Document layout analysis data:
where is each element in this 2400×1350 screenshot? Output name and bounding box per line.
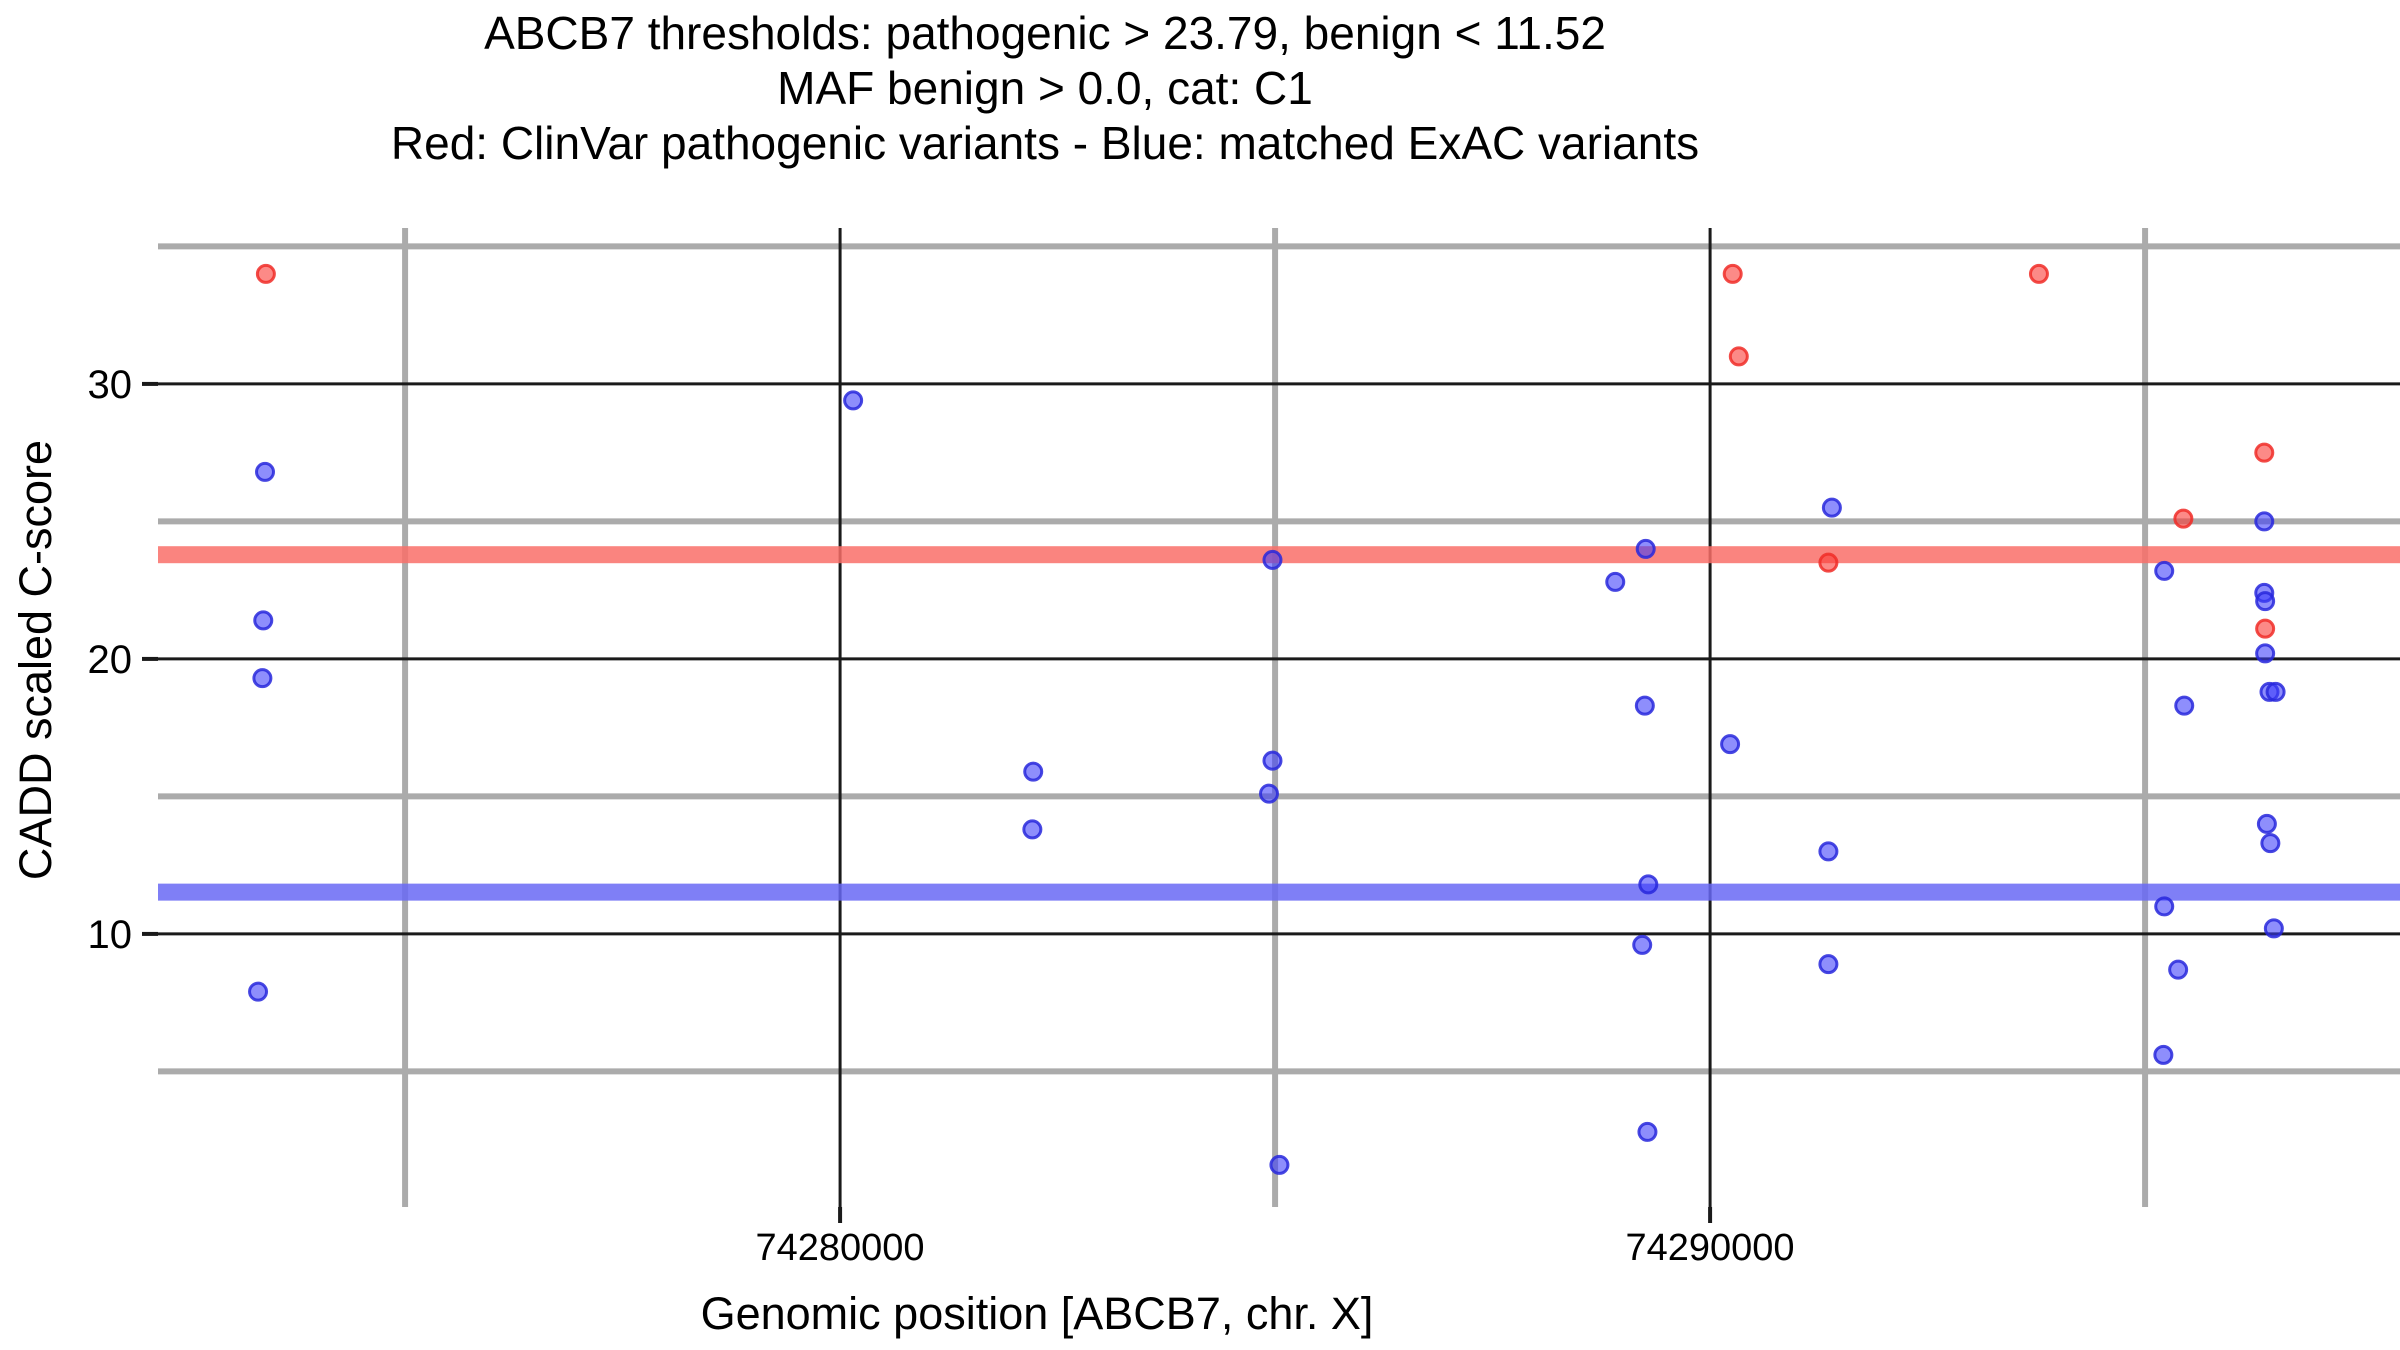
title-line-1: ABCB7 thresholds: pathogenic > 23.79, be…	[484, 7, 1606, 59]
exac-point	[1023, 761, 1044, 782]
minor-gridlines	[158, 228, 2400, 1207]
pathogenic-point	[2254, 442, 2275, 463]
exac-point	[2260, 833, 2281, 854]
exac-point	[1605, 571, 1626, 592]
exac-point	[1262, 549, 1283, 570]
data-points	[248, 263, 2286, 1175]
exac-point	[1269, 1154, 1290, 1175]
exac-point	[2168, 959, 2189, 980]
x-tick-label-74290000: 74290000	[1625, 1227, 1794, 1269]
exac-point	[843, 390, 864, 411]
exac-point	[2256, 813, 2277, 834]
exac-point	[2154, 560, 2175, 581]
exac-point	[1258, 783, 1279, 804]
exac-point	[2174, 695, 2195, 716]
pathogenic-point	[255, 263, 276, 284]
title-line-2: MAF benign > 0.0, cat: C1	[777, 62, 1313, 114]
pathogenic-point	[1722, 263, 1743, 284]
major-gridlines	[158, 228, 2400, 1207]
exac-point	[1638, 874, 1659, 895]
exac-point	[252, 668, 273, 689]
exac-point	[2153, 1044, 2174, 1065]
y-tick-label-30: 30	[88, 363, 133, 407]
exac-point	[1720, 734, 1741, 755]
pathogenic-point	[1728, 346, 1749, 367]
exac-point	[248, 981, 269, 1002]
pathogenic-point	[1818, 552, 1839, 573]
x-tick-label-74280000: 74280000	[755, 1227, 924, 1269]
exac-point	[255, 461, 276, 482]
exac-point	[253, 610, 274, 631]
y-tick-label-10: 10	[88, 913, 133, 957]
exac-point	[2265, 681, 2286, 702]
pathogenic-point	[2028, 263, 2049, 284]
exac-point	[1637, 1121, 1658, 1142]
y-axis-title: CADD scaled C-score	[10, 439, 61, 881]
pathogenic-point	[2173, 508, 2194, 529]
axis-tick-marks	[142, 381, 1713, 1223]
exac-point	[2255, 643, 2276, 664]
exac-point	[1818, 954, 1839, 975]
exac-point	[2263, 918, 2284, 939]
exac-point	[1818, 841, 1839, 862]
x-axis-title: Genomic position [ABCB7, chr. X]	[700, 1288, 1374, 1339]
pathogenic-point	[2255, 618, 2276, 639]
chart-title: ABCB7 thresholds: pathogenic > 23.79, be…	[0, 6, 2090, 171]
exac-point	[1632, 934, 1653, 955]
exac-point	[1634, 695, 1655, 716]
exac-point	[2154, 896, 2175, 917]
threshold-bands	[158, 546, 2400, 901]
title-line-3: Red: ClinVar pathogenic variants - Blue:…	[390, 117, 1700, 169]
exac-point	[1262, 750, 1283, 771]
benign-threshold-line	[158, 883, 2400, 901]
exac-point	[2254, 511, 2275, 532]
exac-point	[1821, 497, 1842, 518]
exac-point	[1022, 819, 1043, 840]
exac-point	[2255, 591, 2276, 612]
exac-point	[1635, 538, 1656, 559]
y-tick-label-20: 20	[88, 638, 133, 682]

**Aim of the exercise**
Reproduce the entries above word for word. Pictures stay out.

**Response to the task**
where is each element in this 2400×1350 screenshot? Output name and bounding box per line.
title-line-1: ABCB7 thresholds: pathogenic > 23.79, be…	[484, 7, 1606, 59]
exac-point	[1023, 761, 1044, 782]
minor-gridlines	[158, 228, 2400, 1207]
pathogenic-point	[2254, 442, 2275, 463]
exac-point	[2260, 833, 2281, 854]
exac-point	[1605, 571, 1626, 592]
exac-point	[1262, 549, 1283, 570]
data-points	[248, 263, 2286, 1175]
exac-point	[1269, 1154, 1290, 1175]
exac-point	[2168, 959, 2189, 980]
x-tick-label-74290000: 74290000	[1625, 1227, 1794, 1269]
exac-point	[843, 390, 864, 411]
exac-point	[2256, 813, 2277, 834]
exac-point	[2154, 560, 2175, 581]
exac-point	[1258, 783, 1279, 804]
exac-point	[2174, 695, 2195, 716]
pathogenic-point	[255, 263, 276, 284]
title-line-2: MAF benign > 0.0, cat: C1	[777, 62, 1313, 114]
pathogenic-point	[1722, 263, 1743, 284]
major-gridlines	[158, 228, 2400, 1207]
exac-point	[1638, 874, 1659, 895]
exac-point	[252, 668, 273, 689]
exac-point	[2153, 1044, 2174, 1065]
y-tick-label-30: 30	[88, 363, 133, 407]
exac-point	[1720, 734, 1741, 755]
pathogenic-point	[1728, 346, 1749, 367]
exac-point	[248, 981, 269, 1002]
pathogenic-point	[1818, 552, 1839, 573]
x-tick-label-74280000: 74280000	[755, 1227, 924, 1269]
exac-point	[255, 461, 276, 482]
exac-point	[253, 610, 274, 631]
y-tick-label-10: 10	[88, 913, 133, 957]
exac-point	[2265, 681, 2286, 702]
pathogenic-point	[2028, 263, 2049, 284]
exac-point	[1637, 1121, 1658, 1142]
y-axis-title: CADD scaled C-score	[10, 439, 61, 881]
pathogenic-point	[2173, 508, 2194, 529]
axis-tick-marks	[142, 381, 1713, 1223]
exac-point	[2255, 643, 2276, 664]
exac-point	[1818, 954, 1839, 975]
exac-point	[2263, 918, 2284, 939]
exac-point	[1818, 841, 1839, 862]
x-axis-title: Genomic position [ABCB7, chr. X]	[700, 1288, 1374, 1339]
pathogenic-point	[2255, 618, 2276, 639]
chart-title: ABCB7 thresholds: pathogenic > 23.79, be…	[0, 6, 2090, 171]
exac-point	[1632, 934, 1653, 955]
exac-point	[1634, 695, 1655, 716]
exac-point	[2154, 896, 2175, 917]
threshold-bands	[158, 546, 2400, 901]
title-line-3: Red: ClinVar pathogenic variants - Blue:…	[390, 117, 1700, 169]
exac-point	[1262, 750, 1283, 771]
benign-threshold-line	[158, 883, 2400, 901]
exac-point	[2254, 511, 2275, 532]
exac-point	[1821, 497, 1842, 518]
exac-point	[1022, 819, 1043, 840]
exac-point	[2255, 591, 2276, 612]
exac-point	[1635, 538, 1656, 559]
y-tick-label-20: 20	[88, 638, 133, 682]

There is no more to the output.